• Records provided
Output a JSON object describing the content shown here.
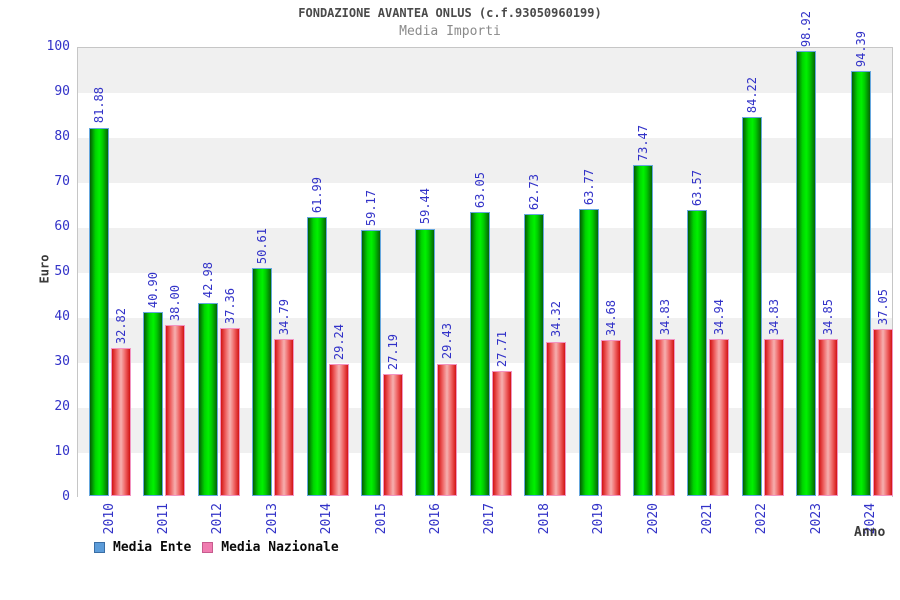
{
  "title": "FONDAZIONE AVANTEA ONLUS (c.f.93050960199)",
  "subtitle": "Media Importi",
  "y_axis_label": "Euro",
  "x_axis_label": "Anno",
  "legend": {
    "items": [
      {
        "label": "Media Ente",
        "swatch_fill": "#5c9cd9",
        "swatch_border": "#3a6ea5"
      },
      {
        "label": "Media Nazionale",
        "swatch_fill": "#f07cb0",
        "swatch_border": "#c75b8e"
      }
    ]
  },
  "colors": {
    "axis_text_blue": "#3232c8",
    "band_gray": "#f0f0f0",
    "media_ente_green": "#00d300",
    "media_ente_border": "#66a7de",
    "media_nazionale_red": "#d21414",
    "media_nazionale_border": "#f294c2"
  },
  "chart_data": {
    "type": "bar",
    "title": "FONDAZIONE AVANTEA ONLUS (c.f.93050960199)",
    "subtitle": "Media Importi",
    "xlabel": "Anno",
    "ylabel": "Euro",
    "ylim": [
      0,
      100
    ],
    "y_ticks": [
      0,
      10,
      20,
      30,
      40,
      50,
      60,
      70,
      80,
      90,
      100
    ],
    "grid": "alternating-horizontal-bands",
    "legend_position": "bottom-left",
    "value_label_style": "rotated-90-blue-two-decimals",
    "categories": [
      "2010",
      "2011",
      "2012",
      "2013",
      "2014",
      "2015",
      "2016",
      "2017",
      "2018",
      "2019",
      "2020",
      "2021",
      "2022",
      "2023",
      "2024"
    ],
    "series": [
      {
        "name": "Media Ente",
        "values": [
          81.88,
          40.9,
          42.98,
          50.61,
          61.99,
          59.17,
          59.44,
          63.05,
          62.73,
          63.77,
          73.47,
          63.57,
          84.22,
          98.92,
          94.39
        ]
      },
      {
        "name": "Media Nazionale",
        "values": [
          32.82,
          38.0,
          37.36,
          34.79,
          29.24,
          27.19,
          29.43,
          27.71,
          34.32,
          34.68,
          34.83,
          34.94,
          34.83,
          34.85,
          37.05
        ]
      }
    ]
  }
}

• Request
Please repeat the entries exactly. Do not include the pictures.

• Task output
Output a JSON object describing the content shown here.
{
  "title": "FONDAZIONE AVANTEA ONLUS (c.f.93050960199)",
  "subtitle": "Media Importi",
  "y_axis_label": "Euro",
  "x_axis_label": "Anno",
  "legend": {
    "items": [
      {
        "label": "Media Ente",
        "swatch_fill": "#5c9cd9",
        "swatch_border": "#3a6ea5"
      },
      {
        "label": "Media Nazionale",
        "swatch_fill": "#f07cb0",
        "swatch_border": "#c75b8e"
      }
    ]
  },
  "colors": {
    "axis_text_blue": "#3232c8",
    "band_gray": "#f0f0f0",
    "media_ente_green": "#00d300",
    "media_ente_border": "#66a7de",
    "media_nazionale_red": "#d21414",
    "media_nazionale_border": "#f294c2"
  },
  "chart_data": {
    "type": "bar",
    "title": "FONDAZIONE AVANTEA ONLUS (c.f.93050960199)",
    "subtitle": "Media Importi",
    "xlabel": "Anno",
    "ylabel": "Euro",
    "ylim": [
      0,
      100
    ],
    "y_ticks": [
      0,
      10,
      20,
      30,
      40,
      50,
      60,
      70,
      80,
      90,
      100
    ],
    "grid": "alternating-horizontal-bands",
    "legend_position": "bottom-left",
    "value_label_style": "rotated-90-blue-two-decimals",
    "categories": [
      "2010",
      "2011",
      "2012",
      "2013",
      "2014",
      "2015",
      "2016",
      "2017",
      "2018",
      "2019",
      "2020",
      "2021",
      "2022",
      "2023",
      "2024"
    ],
    "series": [
      {
        "name": "Media Ente",
        "values": [
          81.88,
          40.9,
          42.98,
          50.61,
          61.99,
          59.17,
          59.44,
          63.05,
          62.73,
          63.77,
          73.47,
          63.57,
          84.22,
          98.92,
          94.39
        ]
      },
      {
        "name": "Media Nazionale",
        "values": [
          32.82,
          38.0,
          37.36,
          34.79,
          29.24,
          27.19,
          29.43,
          27.71,
          34.32,
          34.68,
          34.83,
          34.94,
          34.83,
          34.85,
          37.05
        ]
      }
    ]
  }
}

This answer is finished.